--- MATERIAL PROVIDED ---
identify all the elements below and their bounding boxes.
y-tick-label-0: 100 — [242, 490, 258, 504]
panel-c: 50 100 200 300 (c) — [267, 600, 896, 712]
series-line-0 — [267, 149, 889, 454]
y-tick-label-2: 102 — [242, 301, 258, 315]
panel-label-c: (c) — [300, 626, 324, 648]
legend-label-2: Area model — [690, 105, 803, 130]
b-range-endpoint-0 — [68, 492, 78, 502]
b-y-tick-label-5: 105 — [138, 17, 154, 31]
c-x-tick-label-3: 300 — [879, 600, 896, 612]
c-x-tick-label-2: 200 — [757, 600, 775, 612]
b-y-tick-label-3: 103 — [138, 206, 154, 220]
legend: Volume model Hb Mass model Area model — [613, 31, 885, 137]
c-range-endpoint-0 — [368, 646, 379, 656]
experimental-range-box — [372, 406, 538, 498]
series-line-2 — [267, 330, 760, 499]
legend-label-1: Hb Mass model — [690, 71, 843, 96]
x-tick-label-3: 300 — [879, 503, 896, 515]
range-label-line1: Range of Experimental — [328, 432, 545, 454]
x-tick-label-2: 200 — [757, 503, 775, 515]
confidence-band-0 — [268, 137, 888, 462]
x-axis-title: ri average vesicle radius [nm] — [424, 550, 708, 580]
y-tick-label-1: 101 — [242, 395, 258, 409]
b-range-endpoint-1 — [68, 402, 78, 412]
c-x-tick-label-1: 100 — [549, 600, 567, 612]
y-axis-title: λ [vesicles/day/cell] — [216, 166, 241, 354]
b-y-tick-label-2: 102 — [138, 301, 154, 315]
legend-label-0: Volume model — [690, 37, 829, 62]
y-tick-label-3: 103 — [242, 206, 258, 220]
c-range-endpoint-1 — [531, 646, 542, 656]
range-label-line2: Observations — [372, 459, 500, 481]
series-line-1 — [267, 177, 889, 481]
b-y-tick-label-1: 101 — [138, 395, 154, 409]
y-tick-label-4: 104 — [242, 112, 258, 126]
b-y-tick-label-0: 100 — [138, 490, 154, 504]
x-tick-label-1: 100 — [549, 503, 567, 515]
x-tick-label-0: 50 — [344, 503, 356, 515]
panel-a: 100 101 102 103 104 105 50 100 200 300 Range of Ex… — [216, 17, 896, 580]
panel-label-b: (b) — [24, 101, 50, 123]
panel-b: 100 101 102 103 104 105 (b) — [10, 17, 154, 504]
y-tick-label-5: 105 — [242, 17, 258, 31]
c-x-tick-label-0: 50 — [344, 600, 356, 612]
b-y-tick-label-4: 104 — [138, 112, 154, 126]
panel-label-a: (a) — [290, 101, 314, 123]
---
> [WRITTEN EXERCISE]: Rewrite the items as a numbered list, from the first line of the items through the line containing "y-tick-label-2: 102 — [242, 301, 258, 315]", with both ends included. Leave out any blank lines.

> [FULL OUTPUT]:
1. identify all the elements below and their bounding boxes.
2. y-tick-label-0: 100 — [242, 490, 258, 504]
3. panel-c: 50 100 200 300 (c) — [267, 600, 896, 712]
4. series-line-0 — [267, 149, 889, 454]
5. y-tick-label-2: 102 — [242, 301, 258, 315]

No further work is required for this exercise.